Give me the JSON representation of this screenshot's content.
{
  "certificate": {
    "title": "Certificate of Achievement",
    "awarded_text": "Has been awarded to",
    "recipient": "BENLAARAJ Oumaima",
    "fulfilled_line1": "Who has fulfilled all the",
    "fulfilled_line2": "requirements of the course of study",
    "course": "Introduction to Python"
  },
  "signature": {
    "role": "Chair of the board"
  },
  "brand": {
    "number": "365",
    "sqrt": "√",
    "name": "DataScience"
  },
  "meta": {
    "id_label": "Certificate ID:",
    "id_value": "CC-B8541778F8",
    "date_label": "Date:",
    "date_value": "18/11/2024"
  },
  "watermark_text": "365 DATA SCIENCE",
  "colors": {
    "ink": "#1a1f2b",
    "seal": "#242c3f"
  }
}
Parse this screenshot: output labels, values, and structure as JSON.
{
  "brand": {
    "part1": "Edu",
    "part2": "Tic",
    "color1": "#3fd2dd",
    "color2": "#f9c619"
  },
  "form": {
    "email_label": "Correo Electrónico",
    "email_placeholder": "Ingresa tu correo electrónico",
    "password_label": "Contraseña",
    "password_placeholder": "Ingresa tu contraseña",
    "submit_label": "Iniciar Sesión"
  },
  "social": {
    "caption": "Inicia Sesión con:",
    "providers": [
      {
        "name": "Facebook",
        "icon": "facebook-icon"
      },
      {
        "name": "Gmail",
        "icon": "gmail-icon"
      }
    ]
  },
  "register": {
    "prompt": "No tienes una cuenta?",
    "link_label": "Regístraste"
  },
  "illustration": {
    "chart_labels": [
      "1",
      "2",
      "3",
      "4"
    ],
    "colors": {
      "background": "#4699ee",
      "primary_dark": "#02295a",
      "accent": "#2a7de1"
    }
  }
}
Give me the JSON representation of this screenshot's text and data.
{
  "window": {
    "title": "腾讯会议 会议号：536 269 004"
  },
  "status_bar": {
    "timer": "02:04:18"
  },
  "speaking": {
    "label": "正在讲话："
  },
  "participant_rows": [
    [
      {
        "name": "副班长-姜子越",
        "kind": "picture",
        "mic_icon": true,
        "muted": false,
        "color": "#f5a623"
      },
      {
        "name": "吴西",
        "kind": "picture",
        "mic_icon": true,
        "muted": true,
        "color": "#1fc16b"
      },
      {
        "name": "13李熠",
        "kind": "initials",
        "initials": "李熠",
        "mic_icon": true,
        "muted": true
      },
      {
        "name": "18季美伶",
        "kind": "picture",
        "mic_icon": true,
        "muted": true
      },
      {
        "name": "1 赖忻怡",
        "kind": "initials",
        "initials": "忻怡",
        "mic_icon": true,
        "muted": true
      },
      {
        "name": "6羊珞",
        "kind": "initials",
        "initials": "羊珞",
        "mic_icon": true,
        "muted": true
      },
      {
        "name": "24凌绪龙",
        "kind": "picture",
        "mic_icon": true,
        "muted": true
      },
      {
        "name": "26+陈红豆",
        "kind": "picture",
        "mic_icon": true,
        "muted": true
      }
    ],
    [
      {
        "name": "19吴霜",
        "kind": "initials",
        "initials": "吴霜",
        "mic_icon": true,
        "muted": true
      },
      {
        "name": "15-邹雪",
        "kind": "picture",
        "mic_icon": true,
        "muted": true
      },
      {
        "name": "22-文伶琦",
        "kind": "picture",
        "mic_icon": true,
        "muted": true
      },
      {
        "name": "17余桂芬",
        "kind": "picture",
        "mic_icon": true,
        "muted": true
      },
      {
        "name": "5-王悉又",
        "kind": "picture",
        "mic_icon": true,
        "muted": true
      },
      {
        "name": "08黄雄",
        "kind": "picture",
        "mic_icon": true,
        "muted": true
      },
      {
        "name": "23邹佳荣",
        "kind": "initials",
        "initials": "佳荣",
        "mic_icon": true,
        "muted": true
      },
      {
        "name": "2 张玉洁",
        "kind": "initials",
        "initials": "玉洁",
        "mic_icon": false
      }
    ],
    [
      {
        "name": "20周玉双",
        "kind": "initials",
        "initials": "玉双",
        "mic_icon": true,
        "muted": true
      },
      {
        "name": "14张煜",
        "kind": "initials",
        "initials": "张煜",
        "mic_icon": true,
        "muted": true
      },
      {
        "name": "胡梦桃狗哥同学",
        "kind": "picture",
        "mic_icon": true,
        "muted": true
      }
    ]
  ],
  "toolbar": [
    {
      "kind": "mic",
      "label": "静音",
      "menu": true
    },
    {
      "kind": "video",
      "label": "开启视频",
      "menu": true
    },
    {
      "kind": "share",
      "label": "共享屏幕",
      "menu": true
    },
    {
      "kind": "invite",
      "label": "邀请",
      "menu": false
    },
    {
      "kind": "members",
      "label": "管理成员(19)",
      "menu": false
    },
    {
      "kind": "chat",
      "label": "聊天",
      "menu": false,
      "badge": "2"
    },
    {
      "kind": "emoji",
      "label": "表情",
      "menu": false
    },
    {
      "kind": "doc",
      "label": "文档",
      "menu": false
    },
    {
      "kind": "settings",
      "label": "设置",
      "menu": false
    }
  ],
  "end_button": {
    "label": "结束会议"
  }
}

▸ **AIM**
Work out the count of lines containing the word "Give", then write only that count.

▸ **EXERCISE RESPONSE**
2